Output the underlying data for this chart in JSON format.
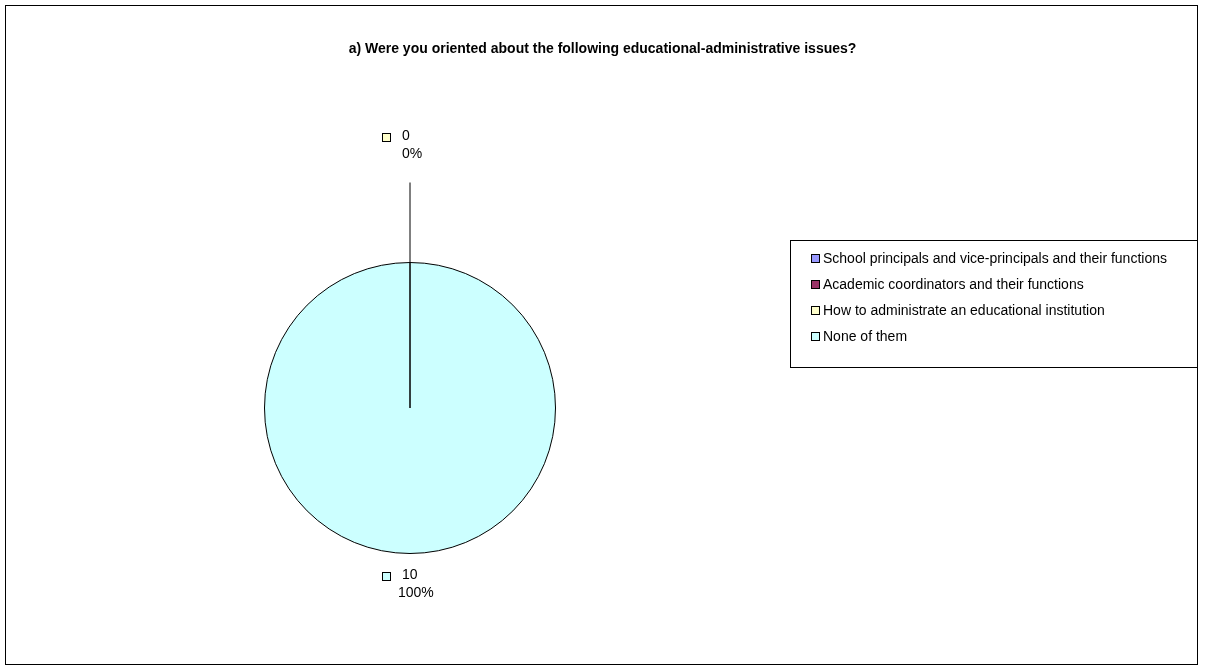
{
  "chart_data": {
    "type": "pie",
    "title": "a) Were you oriented about the following educational-administrative issues?",
    "categories": [
      "School principals and vice-principals and their functions",
      "Academic coordinators and their functions",
      "How to administrate an educational institution",
      "None of them"
    ],
    "values": [
      0,
      0,
      0,
      10
    ],
    "colors": [
      "#9999ff",
      "#993366",
      "#ffffcc",
      "#ccffff"
    ],
    "value_labels": [
      null,
      null,
      "0",
      "10"
    ],
    "annotations": [
      {
        "text": "0%",
        "x": "How to administrate an educational institution"
      },
      {
        "text": "100%",
        "x": "None of them"
      }
    ],
    "legend": "right"
  }
}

..........

## Work to do
Copy all lines from the data that hold the word "administrate".

## Exercise output
      "How to administrate an educational institution",
        "x": "How to administrate an educational institution"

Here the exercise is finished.